Source data:

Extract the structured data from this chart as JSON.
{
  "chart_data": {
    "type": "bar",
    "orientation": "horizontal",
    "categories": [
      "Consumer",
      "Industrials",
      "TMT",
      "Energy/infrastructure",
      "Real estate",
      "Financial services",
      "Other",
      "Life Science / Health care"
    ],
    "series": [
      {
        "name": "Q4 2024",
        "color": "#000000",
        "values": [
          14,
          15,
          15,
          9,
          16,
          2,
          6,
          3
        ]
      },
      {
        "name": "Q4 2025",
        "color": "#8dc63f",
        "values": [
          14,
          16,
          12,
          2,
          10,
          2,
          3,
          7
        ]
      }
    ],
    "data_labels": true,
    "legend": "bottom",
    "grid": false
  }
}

Your task:
Go through the material above line by line and copy it exactly.

The response:
Extract the structured data from this chart as JSON.
{
  "chart_data": {
    "type": "bar",
    "orientation": "horizontal",
    "categories": [
      "Consumer",
      "Industrials",
      "TMT",
      "Energy/infrastructure",
      "Real estate",
      "Financial services",
      "Other",
      "Life Science / Health care"
    ],
    "series": [
      {
        "name": "Q4 2024",
        "color": "#000000",
        "values": [
          14,
          15,
          15,
          9,
          16,
          2,
          6,
          3
        ]
      },
      {
        "name": "Q4 2025",
        "color": "#8dc63f",
        "values": [
          14,
          16,
          12,
          2,
          10,
          2,
          3,
          7
        ]
      }
    ],
    "data_labels": true,
    "legend": "bottom",
    "grid": false
  }
}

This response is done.